- GIVEN PROBLEM -
Pull out every line below holding the word "image".
____
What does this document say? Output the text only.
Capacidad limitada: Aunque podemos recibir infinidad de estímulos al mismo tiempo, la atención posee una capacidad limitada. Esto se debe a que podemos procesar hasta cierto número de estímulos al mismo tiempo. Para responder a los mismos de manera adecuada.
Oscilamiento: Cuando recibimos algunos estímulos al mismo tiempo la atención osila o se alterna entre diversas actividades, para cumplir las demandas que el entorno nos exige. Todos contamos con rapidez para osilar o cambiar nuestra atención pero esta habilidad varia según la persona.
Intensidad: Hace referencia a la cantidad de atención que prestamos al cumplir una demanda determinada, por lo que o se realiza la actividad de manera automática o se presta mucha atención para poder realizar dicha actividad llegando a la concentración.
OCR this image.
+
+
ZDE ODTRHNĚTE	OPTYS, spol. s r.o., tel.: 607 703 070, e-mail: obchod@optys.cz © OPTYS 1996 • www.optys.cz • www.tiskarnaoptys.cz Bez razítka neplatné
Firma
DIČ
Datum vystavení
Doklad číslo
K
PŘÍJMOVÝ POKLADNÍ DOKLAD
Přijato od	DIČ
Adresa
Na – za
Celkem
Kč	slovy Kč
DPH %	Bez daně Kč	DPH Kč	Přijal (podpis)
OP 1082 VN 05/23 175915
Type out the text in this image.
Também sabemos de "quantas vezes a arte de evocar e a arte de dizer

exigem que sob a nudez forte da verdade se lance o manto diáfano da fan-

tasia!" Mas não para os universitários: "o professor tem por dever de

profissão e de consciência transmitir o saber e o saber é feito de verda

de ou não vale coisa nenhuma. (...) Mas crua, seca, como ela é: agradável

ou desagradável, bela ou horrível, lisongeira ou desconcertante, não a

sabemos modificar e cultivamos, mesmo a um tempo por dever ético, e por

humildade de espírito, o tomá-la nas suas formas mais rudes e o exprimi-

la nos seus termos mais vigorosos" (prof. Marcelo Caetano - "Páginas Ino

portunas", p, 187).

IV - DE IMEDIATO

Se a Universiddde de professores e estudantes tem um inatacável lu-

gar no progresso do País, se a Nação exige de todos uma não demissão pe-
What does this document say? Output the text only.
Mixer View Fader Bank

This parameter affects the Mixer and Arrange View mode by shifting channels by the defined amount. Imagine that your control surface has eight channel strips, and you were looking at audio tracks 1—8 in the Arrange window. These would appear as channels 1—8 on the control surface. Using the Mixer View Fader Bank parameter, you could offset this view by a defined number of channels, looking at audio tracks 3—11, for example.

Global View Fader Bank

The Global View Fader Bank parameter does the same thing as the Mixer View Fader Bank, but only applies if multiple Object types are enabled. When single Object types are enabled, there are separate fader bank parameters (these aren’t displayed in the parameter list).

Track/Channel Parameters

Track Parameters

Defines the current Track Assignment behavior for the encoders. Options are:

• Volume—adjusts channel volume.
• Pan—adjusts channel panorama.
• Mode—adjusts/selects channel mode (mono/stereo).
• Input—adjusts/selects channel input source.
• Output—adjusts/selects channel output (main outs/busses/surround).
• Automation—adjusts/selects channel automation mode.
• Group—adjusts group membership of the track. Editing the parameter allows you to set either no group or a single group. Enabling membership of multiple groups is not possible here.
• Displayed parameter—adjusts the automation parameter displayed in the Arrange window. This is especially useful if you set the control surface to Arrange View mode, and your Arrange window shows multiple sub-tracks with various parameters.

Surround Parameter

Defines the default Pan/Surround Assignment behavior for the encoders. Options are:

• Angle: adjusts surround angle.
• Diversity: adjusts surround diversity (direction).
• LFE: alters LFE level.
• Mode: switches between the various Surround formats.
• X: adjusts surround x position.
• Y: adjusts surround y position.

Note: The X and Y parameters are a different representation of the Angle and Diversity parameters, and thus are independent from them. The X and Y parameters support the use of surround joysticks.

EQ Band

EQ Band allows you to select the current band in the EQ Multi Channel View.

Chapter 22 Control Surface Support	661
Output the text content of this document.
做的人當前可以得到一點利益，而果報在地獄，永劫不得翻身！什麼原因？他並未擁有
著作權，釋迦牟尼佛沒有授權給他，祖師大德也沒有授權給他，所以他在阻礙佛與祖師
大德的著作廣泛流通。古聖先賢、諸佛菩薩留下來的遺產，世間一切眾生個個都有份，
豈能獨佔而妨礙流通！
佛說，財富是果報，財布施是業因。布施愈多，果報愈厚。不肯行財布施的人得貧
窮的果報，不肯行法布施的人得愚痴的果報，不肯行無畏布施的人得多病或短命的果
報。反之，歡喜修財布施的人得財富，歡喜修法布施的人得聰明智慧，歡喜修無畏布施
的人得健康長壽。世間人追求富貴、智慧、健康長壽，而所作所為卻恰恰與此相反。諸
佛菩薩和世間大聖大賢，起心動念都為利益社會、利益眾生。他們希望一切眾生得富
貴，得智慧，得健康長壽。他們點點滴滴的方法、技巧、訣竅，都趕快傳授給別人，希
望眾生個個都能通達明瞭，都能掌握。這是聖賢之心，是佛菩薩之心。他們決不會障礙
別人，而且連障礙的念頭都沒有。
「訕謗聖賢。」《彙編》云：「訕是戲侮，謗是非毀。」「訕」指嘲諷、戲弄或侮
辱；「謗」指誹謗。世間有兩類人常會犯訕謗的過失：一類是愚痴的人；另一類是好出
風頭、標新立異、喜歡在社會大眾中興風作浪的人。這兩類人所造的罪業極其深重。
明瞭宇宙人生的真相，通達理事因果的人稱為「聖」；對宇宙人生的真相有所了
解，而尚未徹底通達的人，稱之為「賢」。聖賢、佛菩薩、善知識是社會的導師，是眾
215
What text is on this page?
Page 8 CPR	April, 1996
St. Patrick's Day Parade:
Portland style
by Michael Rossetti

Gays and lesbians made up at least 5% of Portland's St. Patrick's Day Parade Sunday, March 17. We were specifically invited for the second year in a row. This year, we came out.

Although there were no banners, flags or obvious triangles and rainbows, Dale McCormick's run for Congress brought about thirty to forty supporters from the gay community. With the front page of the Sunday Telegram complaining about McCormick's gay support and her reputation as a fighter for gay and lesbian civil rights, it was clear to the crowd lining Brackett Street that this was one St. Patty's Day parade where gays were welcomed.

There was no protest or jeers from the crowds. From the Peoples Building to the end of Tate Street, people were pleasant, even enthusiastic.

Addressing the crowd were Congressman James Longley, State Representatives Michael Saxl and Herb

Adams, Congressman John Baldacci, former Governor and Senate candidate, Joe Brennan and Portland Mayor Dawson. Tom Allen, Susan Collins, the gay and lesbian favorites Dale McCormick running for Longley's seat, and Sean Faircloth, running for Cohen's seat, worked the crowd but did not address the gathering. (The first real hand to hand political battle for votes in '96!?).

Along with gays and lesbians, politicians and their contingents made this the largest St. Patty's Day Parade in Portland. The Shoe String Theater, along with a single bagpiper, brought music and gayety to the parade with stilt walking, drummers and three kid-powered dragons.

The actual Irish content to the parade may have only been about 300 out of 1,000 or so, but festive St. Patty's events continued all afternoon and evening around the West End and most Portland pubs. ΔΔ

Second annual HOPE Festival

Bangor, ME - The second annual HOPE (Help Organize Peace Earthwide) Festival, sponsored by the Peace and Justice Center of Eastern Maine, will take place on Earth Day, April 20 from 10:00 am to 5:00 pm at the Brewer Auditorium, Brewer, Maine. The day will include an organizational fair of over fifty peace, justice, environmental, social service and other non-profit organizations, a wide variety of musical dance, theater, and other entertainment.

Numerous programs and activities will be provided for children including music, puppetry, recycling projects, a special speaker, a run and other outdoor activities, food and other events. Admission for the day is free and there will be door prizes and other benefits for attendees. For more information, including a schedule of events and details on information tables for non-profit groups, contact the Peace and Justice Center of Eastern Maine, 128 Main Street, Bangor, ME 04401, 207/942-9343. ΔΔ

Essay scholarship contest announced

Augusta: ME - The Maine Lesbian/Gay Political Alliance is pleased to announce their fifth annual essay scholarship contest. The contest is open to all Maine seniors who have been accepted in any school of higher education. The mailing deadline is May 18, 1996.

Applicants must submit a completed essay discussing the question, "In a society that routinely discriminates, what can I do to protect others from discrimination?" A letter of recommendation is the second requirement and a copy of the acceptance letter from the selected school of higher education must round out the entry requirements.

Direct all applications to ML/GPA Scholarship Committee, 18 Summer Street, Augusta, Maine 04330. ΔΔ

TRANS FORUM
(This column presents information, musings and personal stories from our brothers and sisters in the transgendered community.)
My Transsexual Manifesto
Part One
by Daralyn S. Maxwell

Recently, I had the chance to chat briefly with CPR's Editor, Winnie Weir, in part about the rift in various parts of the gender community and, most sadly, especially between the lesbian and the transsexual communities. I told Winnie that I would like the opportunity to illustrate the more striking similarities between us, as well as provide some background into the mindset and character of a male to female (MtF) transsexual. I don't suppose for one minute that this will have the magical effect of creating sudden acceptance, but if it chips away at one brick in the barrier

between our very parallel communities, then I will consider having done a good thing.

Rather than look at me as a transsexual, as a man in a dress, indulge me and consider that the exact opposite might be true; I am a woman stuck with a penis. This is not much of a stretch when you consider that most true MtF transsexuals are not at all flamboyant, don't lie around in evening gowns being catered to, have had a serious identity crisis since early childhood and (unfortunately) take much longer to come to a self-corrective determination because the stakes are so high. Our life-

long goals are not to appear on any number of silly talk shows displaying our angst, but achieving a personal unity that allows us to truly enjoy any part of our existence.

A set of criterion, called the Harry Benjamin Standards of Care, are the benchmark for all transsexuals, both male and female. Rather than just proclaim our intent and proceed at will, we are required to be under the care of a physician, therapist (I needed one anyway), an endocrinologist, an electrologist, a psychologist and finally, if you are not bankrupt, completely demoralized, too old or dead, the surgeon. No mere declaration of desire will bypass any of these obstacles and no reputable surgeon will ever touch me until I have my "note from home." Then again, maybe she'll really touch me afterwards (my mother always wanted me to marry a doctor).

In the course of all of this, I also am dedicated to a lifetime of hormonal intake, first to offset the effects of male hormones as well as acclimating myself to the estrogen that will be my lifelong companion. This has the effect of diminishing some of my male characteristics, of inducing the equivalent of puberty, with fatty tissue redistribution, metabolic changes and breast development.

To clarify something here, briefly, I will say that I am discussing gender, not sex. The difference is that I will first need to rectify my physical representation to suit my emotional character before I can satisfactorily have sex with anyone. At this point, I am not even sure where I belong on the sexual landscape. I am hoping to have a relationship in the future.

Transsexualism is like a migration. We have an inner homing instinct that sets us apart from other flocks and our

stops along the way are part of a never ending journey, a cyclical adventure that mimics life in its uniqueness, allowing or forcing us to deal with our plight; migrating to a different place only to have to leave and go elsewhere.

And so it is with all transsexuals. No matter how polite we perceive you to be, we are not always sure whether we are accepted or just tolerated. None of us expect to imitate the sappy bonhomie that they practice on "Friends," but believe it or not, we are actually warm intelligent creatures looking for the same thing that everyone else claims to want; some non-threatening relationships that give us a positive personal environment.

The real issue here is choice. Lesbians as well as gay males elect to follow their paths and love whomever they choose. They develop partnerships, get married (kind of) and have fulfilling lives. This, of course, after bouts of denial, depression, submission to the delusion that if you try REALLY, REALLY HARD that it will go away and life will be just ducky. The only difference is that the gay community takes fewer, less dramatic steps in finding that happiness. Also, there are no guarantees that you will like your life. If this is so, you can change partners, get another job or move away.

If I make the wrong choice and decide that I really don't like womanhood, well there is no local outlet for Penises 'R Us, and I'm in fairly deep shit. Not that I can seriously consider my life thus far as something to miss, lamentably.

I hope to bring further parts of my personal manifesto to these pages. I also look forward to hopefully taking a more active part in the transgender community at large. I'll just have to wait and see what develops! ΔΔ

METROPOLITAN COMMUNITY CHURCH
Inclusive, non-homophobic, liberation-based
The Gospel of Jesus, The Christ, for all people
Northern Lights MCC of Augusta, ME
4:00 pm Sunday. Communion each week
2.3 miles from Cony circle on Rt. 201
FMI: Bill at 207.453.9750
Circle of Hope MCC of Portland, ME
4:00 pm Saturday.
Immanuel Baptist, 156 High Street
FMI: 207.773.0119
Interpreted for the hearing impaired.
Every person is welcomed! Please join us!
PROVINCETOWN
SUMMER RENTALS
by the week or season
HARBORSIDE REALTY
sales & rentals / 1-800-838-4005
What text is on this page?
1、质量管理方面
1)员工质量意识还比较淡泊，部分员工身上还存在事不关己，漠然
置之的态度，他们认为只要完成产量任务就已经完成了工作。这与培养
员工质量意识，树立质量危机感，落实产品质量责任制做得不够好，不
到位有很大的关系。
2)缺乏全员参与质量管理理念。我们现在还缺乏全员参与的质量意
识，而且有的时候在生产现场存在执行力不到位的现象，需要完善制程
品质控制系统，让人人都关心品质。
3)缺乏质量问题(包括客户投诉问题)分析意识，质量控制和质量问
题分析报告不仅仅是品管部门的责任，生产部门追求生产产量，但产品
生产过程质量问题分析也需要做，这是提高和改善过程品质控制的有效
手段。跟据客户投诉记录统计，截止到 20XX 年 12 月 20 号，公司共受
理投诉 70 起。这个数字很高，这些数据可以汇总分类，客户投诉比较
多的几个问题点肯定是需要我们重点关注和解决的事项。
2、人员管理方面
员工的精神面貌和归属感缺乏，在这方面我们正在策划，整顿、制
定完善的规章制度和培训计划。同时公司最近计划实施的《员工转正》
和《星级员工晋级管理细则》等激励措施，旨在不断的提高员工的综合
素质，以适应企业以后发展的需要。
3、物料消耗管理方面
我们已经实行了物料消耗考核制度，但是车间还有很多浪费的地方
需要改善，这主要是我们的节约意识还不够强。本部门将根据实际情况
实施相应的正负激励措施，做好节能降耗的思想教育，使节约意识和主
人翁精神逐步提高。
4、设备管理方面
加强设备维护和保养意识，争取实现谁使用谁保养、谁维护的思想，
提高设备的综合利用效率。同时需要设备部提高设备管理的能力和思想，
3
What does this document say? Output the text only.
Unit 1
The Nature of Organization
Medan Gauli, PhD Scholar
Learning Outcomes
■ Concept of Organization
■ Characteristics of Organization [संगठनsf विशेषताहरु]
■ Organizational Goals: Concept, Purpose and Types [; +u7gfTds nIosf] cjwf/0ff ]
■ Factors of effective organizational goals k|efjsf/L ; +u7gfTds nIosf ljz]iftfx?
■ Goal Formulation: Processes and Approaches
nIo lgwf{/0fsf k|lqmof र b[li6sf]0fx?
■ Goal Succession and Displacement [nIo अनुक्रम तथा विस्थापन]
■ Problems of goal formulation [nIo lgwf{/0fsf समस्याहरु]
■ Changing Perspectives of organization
____
- SOLUTION -
OCR this image.
Type out the text in this image.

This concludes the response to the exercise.